§ PROBLEM DESCRIPTION
Find all the lines with "những" and gather them.

Extracted data entries
....

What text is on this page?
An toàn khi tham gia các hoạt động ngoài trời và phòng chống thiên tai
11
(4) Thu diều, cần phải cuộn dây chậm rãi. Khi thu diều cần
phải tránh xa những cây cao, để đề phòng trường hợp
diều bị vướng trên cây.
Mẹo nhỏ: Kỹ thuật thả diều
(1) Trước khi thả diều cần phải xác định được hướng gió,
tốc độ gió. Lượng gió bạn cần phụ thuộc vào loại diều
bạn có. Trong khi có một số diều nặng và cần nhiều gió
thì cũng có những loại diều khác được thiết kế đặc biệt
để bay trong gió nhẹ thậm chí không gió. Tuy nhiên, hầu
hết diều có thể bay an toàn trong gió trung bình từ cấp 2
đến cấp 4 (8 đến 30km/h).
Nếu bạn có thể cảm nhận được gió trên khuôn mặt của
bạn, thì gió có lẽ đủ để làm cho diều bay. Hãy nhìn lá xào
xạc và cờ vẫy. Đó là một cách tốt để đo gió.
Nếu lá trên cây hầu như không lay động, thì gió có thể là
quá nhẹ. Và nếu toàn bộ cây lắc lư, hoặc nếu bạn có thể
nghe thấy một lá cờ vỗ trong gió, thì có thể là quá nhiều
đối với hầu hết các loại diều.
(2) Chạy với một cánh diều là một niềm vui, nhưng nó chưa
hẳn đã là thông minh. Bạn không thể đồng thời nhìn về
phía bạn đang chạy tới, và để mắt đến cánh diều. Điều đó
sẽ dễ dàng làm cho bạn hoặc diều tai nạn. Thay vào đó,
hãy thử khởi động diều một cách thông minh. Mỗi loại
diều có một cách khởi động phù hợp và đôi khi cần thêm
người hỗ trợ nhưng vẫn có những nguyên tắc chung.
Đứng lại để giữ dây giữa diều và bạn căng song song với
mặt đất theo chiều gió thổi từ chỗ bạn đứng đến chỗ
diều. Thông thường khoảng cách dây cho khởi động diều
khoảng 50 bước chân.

....

§ COMPLETE RESPONSE
phải tránh xa những cây cao, để đề phòng trường hợp
thì cũng có những loại diều khác được thiết kế đặc biệt
người hỗ trợ nhưng vẫn có những nguyên tắc chung.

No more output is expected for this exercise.